(Chart and figure data)

************

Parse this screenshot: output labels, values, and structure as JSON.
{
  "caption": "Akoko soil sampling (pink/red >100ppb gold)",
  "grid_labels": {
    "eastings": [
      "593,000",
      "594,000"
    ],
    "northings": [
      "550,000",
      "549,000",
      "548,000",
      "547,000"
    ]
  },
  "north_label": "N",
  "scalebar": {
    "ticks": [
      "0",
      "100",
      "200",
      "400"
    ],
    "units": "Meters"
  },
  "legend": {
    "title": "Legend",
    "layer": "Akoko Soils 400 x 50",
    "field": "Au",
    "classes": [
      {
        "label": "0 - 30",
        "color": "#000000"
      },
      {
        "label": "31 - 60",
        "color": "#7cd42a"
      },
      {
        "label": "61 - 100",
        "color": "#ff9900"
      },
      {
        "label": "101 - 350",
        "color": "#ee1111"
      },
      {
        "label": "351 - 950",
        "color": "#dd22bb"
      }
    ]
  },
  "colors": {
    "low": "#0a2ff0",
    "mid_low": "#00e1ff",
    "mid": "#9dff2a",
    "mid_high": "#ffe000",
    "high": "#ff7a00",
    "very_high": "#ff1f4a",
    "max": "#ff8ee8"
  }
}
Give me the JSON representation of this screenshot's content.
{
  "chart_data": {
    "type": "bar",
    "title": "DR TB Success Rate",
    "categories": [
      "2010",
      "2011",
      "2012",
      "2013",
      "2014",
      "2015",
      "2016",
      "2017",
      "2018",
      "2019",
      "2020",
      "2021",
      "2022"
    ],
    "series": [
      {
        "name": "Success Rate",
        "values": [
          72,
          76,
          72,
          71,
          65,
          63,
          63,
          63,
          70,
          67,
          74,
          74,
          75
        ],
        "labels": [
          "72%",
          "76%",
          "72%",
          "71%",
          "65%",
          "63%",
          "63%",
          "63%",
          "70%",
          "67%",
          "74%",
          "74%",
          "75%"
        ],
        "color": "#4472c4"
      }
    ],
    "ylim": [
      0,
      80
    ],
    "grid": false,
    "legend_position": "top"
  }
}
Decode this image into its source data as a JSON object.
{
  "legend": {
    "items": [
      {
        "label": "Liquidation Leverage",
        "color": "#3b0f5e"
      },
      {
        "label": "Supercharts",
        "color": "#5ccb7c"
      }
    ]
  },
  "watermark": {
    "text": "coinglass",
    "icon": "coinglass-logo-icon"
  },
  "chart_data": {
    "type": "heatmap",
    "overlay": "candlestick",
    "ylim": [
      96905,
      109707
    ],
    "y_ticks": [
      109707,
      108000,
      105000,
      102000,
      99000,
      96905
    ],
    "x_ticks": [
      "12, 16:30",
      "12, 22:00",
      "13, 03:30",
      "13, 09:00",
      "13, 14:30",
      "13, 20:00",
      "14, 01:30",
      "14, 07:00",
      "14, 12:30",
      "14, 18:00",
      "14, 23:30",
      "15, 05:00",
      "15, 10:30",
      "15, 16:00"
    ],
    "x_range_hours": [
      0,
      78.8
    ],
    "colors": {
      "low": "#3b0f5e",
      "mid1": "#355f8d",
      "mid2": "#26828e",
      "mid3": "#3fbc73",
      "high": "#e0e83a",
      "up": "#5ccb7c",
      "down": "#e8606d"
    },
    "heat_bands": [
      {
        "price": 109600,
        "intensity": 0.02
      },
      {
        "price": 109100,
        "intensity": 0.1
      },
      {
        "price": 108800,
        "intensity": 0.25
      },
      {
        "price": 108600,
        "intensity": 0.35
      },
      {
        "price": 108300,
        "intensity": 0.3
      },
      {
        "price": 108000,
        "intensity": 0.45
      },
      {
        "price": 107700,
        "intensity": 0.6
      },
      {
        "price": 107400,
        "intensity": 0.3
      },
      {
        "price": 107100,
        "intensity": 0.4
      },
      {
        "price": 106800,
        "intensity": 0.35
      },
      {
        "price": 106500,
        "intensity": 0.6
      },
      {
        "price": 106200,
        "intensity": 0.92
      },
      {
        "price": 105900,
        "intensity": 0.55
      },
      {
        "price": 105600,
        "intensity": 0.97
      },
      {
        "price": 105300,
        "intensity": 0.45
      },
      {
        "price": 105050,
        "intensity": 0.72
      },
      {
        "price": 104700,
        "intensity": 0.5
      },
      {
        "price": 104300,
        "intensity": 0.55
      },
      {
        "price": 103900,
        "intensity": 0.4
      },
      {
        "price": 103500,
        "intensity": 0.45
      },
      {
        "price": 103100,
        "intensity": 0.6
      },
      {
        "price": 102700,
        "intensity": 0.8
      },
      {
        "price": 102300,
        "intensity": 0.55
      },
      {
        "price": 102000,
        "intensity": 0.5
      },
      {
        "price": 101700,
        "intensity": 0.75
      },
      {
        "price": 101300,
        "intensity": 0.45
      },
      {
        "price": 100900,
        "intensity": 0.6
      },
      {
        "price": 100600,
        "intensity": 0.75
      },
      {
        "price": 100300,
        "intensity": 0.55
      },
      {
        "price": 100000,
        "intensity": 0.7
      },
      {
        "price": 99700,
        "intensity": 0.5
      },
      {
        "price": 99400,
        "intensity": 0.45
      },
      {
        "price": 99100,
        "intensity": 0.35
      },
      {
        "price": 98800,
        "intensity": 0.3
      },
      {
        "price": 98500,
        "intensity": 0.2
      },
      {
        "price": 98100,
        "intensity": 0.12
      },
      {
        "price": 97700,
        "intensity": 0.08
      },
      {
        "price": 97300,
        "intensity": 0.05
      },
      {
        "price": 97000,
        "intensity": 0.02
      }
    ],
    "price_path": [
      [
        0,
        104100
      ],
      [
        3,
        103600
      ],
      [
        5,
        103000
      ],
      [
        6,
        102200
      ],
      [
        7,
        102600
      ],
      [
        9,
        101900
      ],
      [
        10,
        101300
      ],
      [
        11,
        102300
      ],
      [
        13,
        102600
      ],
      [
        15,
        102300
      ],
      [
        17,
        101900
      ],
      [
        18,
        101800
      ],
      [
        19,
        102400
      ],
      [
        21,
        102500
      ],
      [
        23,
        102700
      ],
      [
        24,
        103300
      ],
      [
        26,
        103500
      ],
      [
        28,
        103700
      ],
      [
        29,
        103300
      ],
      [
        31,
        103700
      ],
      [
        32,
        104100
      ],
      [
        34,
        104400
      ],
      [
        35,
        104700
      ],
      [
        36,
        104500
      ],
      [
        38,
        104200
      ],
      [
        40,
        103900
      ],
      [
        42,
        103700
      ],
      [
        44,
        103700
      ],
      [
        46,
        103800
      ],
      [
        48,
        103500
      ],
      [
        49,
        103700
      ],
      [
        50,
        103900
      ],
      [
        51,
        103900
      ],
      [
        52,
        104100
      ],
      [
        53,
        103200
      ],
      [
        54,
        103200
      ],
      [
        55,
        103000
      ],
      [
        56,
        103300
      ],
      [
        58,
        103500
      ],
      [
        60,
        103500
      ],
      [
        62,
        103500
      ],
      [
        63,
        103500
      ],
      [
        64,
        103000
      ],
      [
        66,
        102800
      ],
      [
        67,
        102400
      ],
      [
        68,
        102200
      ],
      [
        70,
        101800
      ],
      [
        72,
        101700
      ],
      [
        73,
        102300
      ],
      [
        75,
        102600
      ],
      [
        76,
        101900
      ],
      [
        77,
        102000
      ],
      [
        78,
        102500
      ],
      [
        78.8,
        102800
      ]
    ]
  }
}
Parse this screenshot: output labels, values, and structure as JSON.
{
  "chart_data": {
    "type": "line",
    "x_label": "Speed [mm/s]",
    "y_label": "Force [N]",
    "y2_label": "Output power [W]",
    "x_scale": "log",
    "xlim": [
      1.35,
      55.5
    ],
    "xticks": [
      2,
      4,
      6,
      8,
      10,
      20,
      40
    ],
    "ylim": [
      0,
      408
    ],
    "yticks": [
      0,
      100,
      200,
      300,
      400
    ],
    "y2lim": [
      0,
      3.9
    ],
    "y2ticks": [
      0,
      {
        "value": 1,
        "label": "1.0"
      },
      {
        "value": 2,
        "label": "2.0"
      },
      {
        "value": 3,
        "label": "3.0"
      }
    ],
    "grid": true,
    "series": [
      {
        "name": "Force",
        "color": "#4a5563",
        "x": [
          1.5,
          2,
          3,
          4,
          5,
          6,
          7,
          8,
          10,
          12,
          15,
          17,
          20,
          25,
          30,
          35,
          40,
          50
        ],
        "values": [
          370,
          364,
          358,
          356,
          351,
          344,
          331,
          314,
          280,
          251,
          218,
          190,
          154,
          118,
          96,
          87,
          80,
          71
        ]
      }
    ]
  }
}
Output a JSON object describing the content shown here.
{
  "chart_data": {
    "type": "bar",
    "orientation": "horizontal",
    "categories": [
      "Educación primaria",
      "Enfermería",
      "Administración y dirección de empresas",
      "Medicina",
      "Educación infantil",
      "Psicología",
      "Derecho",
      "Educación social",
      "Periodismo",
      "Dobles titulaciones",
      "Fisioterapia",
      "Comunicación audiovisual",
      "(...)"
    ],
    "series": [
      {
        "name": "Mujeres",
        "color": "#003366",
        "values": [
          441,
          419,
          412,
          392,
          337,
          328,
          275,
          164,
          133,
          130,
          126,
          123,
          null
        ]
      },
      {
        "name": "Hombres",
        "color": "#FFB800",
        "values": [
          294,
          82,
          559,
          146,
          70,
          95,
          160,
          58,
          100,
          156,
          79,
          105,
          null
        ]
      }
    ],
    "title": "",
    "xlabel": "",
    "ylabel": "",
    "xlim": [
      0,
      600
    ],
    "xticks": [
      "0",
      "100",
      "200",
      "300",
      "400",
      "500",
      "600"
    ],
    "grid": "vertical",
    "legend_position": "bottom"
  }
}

************

Scan the material above. Copy each line that holds the word "Akoko".

  "caption": "Akoko soil sampling (pink/red >100ppb gold)",
    "layer": "Akoko Soils 400 x 50",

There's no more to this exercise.